Using the data below, repeat all of it precisely.

═════ RECORDS SUPPLIED ═════

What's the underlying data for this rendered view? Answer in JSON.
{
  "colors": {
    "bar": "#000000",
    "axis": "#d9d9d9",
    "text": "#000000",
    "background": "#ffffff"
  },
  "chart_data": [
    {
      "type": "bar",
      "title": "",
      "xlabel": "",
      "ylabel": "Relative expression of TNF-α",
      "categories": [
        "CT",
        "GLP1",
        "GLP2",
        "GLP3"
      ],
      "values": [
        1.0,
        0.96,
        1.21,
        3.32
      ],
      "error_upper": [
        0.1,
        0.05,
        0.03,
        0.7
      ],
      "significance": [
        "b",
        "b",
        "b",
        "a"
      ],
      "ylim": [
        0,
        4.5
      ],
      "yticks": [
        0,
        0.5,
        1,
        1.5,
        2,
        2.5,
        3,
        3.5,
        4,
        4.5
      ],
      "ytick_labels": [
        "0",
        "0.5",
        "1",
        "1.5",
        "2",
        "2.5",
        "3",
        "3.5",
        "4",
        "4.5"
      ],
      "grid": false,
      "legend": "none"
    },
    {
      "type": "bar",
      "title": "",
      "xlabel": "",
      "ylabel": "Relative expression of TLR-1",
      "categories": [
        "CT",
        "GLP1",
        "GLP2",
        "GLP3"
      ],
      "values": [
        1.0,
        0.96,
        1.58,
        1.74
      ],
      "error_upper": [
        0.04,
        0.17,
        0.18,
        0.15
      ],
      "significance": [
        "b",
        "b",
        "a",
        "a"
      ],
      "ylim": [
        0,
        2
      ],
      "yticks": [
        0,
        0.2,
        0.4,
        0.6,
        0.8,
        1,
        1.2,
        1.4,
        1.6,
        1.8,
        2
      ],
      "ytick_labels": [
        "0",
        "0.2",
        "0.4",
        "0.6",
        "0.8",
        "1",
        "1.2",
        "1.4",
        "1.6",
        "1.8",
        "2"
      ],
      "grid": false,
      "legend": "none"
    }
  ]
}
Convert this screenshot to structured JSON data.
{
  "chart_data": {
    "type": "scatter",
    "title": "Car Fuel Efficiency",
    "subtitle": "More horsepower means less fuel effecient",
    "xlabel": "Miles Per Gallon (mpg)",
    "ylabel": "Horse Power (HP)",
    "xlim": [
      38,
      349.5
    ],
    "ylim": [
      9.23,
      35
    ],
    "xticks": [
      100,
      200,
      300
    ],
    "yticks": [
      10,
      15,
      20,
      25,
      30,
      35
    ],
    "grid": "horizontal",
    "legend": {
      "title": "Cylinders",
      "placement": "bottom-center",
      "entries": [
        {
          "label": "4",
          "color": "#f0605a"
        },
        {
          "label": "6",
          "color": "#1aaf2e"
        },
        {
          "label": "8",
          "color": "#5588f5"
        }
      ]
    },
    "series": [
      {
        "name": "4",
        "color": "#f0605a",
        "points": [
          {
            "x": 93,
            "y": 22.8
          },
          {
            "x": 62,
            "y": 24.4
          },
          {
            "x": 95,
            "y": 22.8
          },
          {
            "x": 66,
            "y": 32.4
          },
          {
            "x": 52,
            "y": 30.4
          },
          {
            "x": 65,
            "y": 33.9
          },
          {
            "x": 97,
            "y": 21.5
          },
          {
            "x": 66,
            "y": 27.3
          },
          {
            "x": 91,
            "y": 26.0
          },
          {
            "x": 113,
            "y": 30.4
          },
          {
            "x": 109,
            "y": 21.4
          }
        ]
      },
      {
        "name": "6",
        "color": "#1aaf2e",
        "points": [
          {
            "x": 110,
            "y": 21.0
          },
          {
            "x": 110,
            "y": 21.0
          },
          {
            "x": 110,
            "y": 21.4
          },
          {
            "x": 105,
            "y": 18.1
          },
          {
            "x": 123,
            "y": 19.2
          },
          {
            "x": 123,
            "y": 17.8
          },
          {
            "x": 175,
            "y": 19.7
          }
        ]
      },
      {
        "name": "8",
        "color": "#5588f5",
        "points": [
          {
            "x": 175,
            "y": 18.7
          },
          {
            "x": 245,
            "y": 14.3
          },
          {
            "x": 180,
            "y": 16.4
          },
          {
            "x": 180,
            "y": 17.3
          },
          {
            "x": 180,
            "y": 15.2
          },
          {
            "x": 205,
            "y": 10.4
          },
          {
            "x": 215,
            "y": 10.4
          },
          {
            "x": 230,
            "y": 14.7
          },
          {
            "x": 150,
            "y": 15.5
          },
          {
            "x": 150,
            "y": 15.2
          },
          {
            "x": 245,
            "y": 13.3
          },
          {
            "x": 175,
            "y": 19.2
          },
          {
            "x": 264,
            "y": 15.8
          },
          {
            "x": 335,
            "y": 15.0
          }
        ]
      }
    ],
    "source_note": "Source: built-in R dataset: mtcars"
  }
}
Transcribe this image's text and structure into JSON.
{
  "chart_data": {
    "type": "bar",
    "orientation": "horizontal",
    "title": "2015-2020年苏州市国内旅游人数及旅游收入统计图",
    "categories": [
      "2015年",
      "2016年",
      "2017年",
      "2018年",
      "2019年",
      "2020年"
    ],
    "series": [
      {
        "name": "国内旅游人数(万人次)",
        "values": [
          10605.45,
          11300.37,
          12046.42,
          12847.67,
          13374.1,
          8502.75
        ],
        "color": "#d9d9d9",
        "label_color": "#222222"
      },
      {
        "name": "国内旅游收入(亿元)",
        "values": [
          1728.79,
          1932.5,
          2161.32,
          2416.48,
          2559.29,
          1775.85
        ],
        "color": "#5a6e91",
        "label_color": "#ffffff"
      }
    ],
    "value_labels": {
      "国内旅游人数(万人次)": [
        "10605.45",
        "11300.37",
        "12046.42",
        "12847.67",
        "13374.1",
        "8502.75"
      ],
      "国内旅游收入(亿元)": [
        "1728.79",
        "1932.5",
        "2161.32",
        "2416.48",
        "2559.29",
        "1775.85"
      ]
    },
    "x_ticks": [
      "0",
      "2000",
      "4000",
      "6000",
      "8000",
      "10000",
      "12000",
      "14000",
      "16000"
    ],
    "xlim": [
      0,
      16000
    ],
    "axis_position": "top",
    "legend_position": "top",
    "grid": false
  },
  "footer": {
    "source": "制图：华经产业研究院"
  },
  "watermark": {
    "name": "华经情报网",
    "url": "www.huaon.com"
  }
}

═════

• **FULL RESPONSE**:
What's the underlying data for this rendered view? Answer in JSON.
{
  "colors": {
    "bar": "#000000",
    "axis": "#d9d9d9",
    "text": "#000000",
    "background": "#ffffff"
  },
  "chart_data": [
    {
      "type": "bar",
      "title": "",
      "xlabel": "",
      "ylabel": "Relative expression of TNF-α",
      "categories": [
        "CT",
        "GLP1",
        "GLP2",
        "GLP3"
      ],
      "values": [
        1.0,
        0.96,
        1.21,
        3.32
      ],
      "error_upper": [
        0.1,
        0.05,
        0.03,
        0.7
      ],
      "significance": [
        "b",
        "b",
        "b",
        "a"
      ],
      "ylim": [
        0,
        4.5
      ],
      "yticks": [
        0,
        0.5,
        1,
        1.5,
        2,
        2.5,
        3,
        3.5,
        4,
        4.5
      ],
      "ytick_labels": [
        "0",
        "0.5",
        "1",
        "1.5",
        "2",
        "2.5",
        "3",
        "3.5",
        "4",
        "4.5"
      ],
      "grid": false,
      "legend": "none"
    },
    {
      "type": "bar",
      "title": "",
      "xlabel": "",
      "ylabel": "Relative expression of TLR-1",
      "categories": [
        "CT",
        "GLP1",
        "GLP2",
        "GLP3"
      ],
      "values": [
        1.0,
        0.96,
        1.58,
        1.74
      ],
      "error_upper": [
        0.04,
        0.17,
        0.18,
        0.15
      ],
      "significance": [
        "b",
        "b",
        "a",
        "a"
      ],
      "ylim": [
        0,
        2
      ],
      "yticks": [
        0,
        0.2,
        0.4,
        0.6,
        0.8,
        1,
        1.2,
        1.4,
        1.6,
        1.8,
        2
      ],
      "ytick_labels": [
        "0",
        "0.2",
        "0.4",
        "0.6",
        "0.8",
        "1",
        "1.2",
        "1.4",
        "1.6",
        "1.8",
        "2"
      ],
      "grid": false,
      "legend": "none"
    }
  ]
}
Convert this screenshot to structured JSON data.
{
  "chart_data": {
    "type": "scatter",
    "title": "Car Fuel Efficiency",
    "subtitle": "More horsepower means less fuel effecient",
    "xlabel": "Miles Per Gallon (mpg)",
    "ylabel": "Horse Power (HP)",
    "xlim": [
      38,
      349.5
    ],
    "ylim": [
      9.23,
      35
    ],
    "xticks": [
      100,
      200,
      300
    ],
    "yticks": [
      10,
      15,
      20,
      25,
      30,
      35
    ],
    "grid": "horizontal",
    "legend": {
      "title": "Cylinders",
      "placement": "bottom-center",
      "entries": [
        {
          "label": "4",
          "color": "#f0605a"
        },
        {
          "label": "6",
          "color": "#1aaf2e"
        },
        {
          "label": "8",
          "color": "#5588f5"
        }
      ]
    },
    "series": [
      {
        "name": "4",
        "color": "#f0605a",
        "points": [
          {
            "x": 93,
            "y": 22.8
          },
          {
            "x": 62,
            "y": 24.4
          },
          {
            "x": 95,
            "y": 22.8
          },
          {
            "x": 66,
            "y": 32.4
          },
          {
            "x": 52,
            "y": 30.4
          },
          {
            "x": 65,
            "y": 33.9
          },
          {
            "x": 97,
            "y": 21.5
          },
          {
            "x": 66,
            "y": 27.3
          },
          {
            "x": 91,
            "y": 26.0
          },
          {
            "x": 113,
            "y": 30.4
          },
          {
            "x": 109,
            "y": 21.4
          }
        ]
      },
      {
        "name": "6",
        "color": "#1aaf2e",
        "points": [
          {
            "x": 110,
            "y": 21.0
          },
          {
            "x": 110,
            "y": 21.0
          },
          {
            "x": 110,
            "y": 21.4
          },
          {
            "x": 105,
            "y": 18.1
          },
          {
            "x": 123,
            "y": 19.2
          },
          {
            "x": 123,
            "y": 17.8
          },
          {
            "x": 175,
            "y": 19.7
          }
        ]
      },
      {
        "name": "8",
        "color": "#5588f5",
        "points": [
          {
            "x": 175,
            "y": 18.7
          },
          {
            "x": 245,
            "y": 14.3
          },
          {
            "x": 180,
            "y": 16.4
          },
          {
            "x": 180,
            "y": 17.3
          },
          {
            "x": 180,
            "y": 15.2
          },
          {
            "x": 205,
            "y": 10.4
          },
          {
            "x": 215,
            "y": 10.4
          },
          {
            "x": 230,
            "y": 14.7
          },
          {
            "x": 150,
            "y": 15.5
          },
          {
            "x": 150,
            "y": 15.2
          },
          {
            "x": 245,
            "y": 13.3
          },
          {
            "x": 175,
            "y": 19.2
          },
          {
            "x": 264,
            "y": 15.8
          },
          {
            "x": 335,
            "y": 15.0
          }
        ]
      }
    ],
    "source_note": "Source: built-in R dataset: mtcars"
  }
}
Transcribe this image's text and structure into JSON.
{
  "chart_data": {
    "type": "bar",
    "orientation": "horizontal",
    "title": "2015-2020年苏州市国内旅游人数及旅游收入统计图",
    "categories": [
      "2015年",
      "2016年",
      "2017年",
      "2018年",
      "2019年",
      "2020年"
    ],
    "series": [
      {
        "name": "国内旅游人数(万人次)",
        "values": [
          10605.45,
          11300.37,
          12046.42,
          12847.67,
          13374.1,
          8502.75
        ],
        "color": "#d9d9d9",
        "label_color": "#222222"
      },
      {
        "name": "国内旅游收入(亿元)",
        "values": [
          1728.79,
          1932.5,
          2161.32,
          2416.48,
          2559.29,
          1775.85
        ],
        "color": "#5a6e91",
        "label_color": "#ffffff"
      }
    ],
    "value_labels": {
      "国内旅游人数(万人次)": [
        "10605.45",
        "11300.37",
        "12046.42",
        "12847.67",
        "13374.1",
        "8502.75"
      ],
      "国内旅游收入(亿元)": [
        "1728.79",
        "1932.5",
        "2161.32",
        "2416.48",
        "2559.29",
        "1775.85"
      ]
    },
    "x_ticks": [
      "0",
      "2000",
      "4000",
      "6000",
      "8000",
      "10000",
      "12000",
      "14000",
      "16000"
    ],
    "xlim": [
      0,
      16000
    ],
    "axis_position": "top",
    "legend_position": "top",
    "grid": false
  },
  "footer": {
    "source": "制图：华经产业研究院"
  },
  "watermark": {
    "name": "华经情报网",
    "url": "www.huaon.com"
  }
}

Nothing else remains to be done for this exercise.